EXERCISE AIM
Transcribe the records that follow, preserving every word.

EXTRACTED INFORMATION

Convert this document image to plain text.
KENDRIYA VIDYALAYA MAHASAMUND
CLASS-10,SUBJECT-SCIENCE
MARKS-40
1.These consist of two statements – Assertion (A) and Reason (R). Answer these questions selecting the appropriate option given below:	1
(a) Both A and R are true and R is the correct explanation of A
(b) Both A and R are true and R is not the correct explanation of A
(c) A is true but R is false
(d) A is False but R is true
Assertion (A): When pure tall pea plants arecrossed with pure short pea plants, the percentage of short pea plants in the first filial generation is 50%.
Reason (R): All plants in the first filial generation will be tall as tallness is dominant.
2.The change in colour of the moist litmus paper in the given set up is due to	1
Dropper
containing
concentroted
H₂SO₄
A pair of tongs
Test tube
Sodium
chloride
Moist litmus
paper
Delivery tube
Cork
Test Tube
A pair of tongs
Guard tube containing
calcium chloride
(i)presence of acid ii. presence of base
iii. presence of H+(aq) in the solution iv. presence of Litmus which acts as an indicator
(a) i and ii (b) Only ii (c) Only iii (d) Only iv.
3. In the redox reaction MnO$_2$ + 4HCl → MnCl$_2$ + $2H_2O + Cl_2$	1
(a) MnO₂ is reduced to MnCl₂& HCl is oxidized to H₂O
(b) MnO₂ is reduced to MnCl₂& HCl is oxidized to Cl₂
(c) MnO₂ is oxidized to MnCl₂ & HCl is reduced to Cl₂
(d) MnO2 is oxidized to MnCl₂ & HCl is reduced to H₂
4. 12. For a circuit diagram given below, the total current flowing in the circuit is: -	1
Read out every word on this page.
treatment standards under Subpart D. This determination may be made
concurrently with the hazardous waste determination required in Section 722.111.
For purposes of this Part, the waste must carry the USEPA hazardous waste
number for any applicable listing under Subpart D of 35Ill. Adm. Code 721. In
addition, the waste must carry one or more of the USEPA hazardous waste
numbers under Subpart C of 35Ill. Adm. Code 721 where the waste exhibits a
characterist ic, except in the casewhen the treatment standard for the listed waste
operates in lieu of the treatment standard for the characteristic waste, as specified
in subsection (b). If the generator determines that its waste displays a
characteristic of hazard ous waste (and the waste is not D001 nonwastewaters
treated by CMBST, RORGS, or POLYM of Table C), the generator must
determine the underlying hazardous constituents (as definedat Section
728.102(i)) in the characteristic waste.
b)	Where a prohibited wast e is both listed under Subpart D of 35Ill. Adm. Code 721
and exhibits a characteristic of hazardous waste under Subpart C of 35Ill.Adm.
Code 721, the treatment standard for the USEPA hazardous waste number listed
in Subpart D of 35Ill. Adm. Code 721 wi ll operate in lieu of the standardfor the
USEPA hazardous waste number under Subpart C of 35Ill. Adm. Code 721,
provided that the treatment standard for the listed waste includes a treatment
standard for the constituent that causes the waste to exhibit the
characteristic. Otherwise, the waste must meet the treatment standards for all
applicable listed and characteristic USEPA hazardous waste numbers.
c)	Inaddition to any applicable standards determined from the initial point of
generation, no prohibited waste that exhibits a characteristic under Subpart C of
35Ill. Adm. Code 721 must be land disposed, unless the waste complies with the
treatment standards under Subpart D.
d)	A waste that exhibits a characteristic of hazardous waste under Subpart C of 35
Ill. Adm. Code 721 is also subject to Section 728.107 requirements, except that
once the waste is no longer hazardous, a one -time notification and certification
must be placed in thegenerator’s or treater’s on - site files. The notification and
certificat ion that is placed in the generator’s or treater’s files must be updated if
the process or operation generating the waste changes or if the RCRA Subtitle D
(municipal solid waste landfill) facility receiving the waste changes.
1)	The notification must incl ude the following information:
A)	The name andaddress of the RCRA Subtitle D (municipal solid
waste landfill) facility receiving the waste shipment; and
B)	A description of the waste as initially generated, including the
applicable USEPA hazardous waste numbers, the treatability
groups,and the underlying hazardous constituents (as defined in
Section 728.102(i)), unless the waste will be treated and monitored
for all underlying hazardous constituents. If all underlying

THE SOLUTION
Convert this document image to plain text.
KENDRIYA VIDYALAYA MAHASAMUND
CLASS-10,SUBJECT-SCIENCE
MARKS-40
1.These consist of two statements – Assertion (A) and Reason (R). Answer these questions selecting the appropriate option given below:	1
(a) Both A and R are true and R is the correct explanation of A
(b) Both A and R are true and R is not the correct explanation of A
(c) A is true but R is false
(d) A is False but R is true
Assertion (A): When pure tall pea plants arecrossed with pure short pea plants, the percentage of short pea plants in the first filial generation is 50%.
Reason (R): All plants in the first filial generation will be tall as tallness is dominant.
2.The change in colour of the moist litmus paper in the given set up is due to	1
Dropper
containing
concentroted
H₂SO₄
A pair of tongs
Test tube
Sodium
chloride
Moist litmus
paper
Delivery tube
Cork
Test Tube
A pair of tongs
Guard tube containing
calcium chloride
(i)presence of acid ii. presence of base
iii. presence of H+(aq) in the solution iv. presence of Litmus which acts as an indicator
(a) i and ii (b) Only ii (c) Only iii (d) Only iv.
3. In the redox reaction MnO$_2$ + 4HCl → MnCl$_2$ + $2H_2O + Cl_2$	1
(a) MnO₂ is reduced to MnCl₂& HCl is oxidized to H₂O
(b) MnO₂ is reduced to MnCl₂& HCl is oxidized to Cl₂
(c) MnO₂ is oxidized to MnCl₂ & HCl is reduced to Cl₂
(d) MnO2 is oxidized to MnCl₂ & HCl is reduced to H₂
4. 12. For a circuit diagram given below, the total current flowing in the circuit is: -	1
Read out every word on this page.
treatment standards under Subpart D. This determination may be made
concurrently with the hazardous waste determination required in Section 722.111.
For purposes of this Part, the waste must carry the USEPA hazardous waste
number for any applicable listing under Subpart D of 35Ill. Adm. Code 721. In
addition, the waste must carry one or more of the USEPA hazardous waste
numbers under Subpart C of 35Ill. Adm. Code 721 where the waste exhibits a
characterist ic, except in the casewhen the treatment standard for the listed waste
operates in lieu of the treatment standard for the characteristic waste, as specified
in subsection (b). If the generator determines that its waste displays a
characteristic of hazard ous waste (and the waste is not D001 nonwastewaters
treated by CMBST, RORGS, or POLYM of Table C), the generator must
determine the underlying hazardous constituents (as definedat Section
728.102(i)) in the characteristic waste.
b)	Where a prohibited wast e is both listed under Subpart D of 35Ill. Adm. Code 721
and exhibits a characteristic of hazardous waste under Subpart C of 35Ill.Adm.
Code 721, the treatment standard for the USEPA hazardous waste number listed
in Subpart D of 35Ill. Adm. Code 721 wi ll operate in lieu of the standardfor the
USEPA hazardous waste number under Subpart C of 35Ill. Adm. Code 721,
provided that the treatment standard for the listed waste includes a treatment
standard for the constituent that causes the waste to exhibit the
characteristic. Otherwise, the waste must meet the treatment standards for all
applicable listed and characteristic USEPA hazardous waste numbers.
c)	Inaddition to any applicable standards determined from the initial point of
generation, no prohibited waste that exhibits a characteristic under Subpart C of
35Ill. Adm. Code 721 must be land disposed, unless the waste complies with the
treatment standards under Subpart D.
d)	A waste that exhibits a characteristic of hazardous waste under Subpart C of 35
Ill. Adm. Code 721 is also subject to Section 728.107 requirements, except that
once the waste is no longer hazardous, a one -time notification and certification
must be placed in thegenerator’s or treater’s on - site files. The notification and
certificat ion that is placed in the generator’s or treater’s files must be updated if
the process or operation generating the waste changes or if the RCRA Subtitle D
(municipal solid waste landfill) facility receiving the waste changes.
1)	The notification must incl ude the following information:
A)	The name andaddress of the RCRA Subtitle D (municipal solid
waste landfill) facility receiving the waste shipment; and
B)	A description of the waste as initially generated, including the
applicable USEPA hazardous waste numbers, the treatability
groups,and the underlying hazardous constituents (as defined in
Section 728.102(i)), unless the waste will be treated and monitored
for all underlying hazardous constituents. If all underlying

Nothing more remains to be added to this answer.